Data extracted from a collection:
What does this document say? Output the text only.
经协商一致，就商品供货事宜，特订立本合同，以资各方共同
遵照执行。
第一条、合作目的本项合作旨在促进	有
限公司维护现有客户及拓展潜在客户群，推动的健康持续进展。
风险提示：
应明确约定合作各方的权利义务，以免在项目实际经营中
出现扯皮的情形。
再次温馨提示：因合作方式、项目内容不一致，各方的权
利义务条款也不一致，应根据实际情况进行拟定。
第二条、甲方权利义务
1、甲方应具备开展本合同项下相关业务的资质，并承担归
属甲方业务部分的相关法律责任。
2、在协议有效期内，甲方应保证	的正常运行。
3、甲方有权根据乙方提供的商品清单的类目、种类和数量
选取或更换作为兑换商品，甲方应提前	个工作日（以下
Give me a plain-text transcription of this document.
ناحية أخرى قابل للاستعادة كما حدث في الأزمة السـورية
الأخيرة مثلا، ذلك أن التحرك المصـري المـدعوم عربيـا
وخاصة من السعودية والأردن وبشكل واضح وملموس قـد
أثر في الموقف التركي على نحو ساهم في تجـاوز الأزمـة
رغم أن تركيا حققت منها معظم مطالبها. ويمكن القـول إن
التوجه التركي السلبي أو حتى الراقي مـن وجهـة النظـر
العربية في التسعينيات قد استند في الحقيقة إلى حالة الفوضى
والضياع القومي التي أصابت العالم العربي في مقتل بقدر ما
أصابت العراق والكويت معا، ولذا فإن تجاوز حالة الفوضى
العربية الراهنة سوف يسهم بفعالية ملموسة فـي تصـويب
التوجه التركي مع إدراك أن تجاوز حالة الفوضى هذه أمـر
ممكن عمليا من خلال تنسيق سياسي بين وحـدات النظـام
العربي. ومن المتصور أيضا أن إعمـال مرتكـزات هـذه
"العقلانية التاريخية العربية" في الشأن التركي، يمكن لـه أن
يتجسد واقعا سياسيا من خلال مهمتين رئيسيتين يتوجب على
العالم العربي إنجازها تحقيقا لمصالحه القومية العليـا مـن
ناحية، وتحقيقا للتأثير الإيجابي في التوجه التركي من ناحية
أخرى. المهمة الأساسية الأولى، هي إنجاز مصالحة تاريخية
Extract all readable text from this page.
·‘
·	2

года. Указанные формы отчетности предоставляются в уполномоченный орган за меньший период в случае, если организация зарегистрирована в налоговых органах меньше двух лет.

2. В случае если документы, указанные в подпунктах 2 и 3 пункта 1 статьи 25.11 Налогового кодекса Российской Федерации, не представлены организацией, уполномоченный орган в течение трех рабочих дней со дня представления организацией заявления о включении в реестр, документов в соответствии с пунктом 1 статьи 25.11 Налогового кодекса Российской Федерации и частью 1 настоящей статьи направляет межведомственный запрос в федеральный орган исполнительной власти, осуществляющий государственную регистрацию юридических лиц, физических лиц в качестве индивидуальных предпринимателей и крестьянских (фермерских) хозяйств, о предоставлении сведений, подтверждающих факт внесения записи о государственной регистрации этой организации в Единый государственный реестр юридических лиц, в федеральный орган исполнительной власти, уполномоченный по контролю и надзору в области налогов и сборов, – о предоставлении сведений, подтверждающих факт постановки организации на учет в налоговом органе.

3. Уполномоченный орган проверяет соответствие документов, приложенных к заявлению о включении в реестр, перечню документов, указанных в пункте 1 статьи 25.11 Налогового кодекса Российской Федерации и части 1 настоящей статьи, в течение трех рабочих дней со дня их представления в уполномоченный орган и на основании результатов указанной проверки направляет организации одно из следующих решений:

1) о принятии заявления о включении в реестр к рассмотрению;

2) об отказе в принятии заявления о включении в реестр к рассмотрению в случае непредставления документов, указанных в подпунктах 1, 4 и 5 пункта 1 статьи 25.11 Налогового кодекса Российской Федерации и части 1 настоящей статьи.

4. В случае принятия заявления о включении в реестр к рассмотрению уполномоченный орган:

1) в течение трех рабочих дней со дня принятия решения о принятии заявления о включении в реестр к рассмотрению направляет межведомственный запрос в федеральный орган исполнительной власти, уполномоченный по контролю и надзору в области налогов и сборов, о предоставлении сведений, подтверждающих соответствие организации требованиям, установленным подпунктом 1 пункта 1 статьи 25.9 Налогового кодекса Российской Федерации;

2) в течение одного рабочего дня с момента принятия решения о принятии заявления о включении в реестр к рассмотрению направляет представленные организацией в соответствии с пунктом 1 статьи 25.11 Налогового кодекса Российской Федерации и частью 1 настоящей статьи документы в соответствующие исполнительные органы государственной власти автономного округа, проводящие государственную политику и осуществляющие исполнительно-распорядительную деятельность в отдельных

▶ [WHAT YOU WILL DO] Copy all lines from the material that include "الفوضى".

▶ [TASK OUTPUT]
العربية في التسعينيات قد استند في الحقيقة إلى حالة الفوضى
أصابت العراق والكويت معا، ولذا فإن تجاوز حالة الفوضى
التوجه التركي مع إدراك أن تجاوز حالة الفوضى هذه أمـر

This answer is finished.